(Data to use)
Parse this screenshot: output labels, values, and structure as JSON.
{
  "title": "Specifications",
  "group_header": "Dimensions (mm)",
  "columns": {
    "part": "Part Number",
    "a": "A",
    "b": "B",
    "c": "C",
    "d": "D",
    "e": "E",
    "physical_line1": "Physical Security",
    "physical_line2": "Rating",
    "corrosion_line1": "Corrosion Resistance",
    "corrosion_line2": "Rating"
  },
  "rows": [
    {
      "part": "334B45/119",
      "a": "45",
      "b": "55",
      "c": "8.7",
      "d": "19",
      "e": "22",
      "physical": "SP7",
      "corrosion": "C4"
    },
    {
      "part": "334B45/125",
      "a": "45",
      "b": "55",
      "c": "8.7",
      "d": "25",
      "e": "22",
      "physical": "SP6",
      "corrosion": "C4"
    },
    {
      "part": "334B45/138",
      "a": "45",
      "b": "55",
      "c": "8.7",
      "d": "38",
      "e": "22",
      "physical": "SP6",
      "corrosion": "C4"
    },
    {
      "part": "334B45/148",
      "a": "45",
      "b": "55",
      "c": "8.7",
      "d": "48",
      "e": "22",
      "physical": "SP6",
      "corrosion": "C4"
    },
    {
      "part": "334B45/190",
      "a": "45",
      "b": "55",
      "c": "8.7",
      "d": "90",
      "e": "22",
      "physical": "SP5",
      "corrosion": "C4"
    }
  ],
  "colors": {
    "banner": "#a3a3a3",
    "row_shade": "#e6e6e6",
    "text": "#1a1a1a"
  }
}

(The request) Select every line of the records holding the string "Rating".

(Problem solution)
    "physical_line2": "Rating",
    "corrosion_line2": "Rating"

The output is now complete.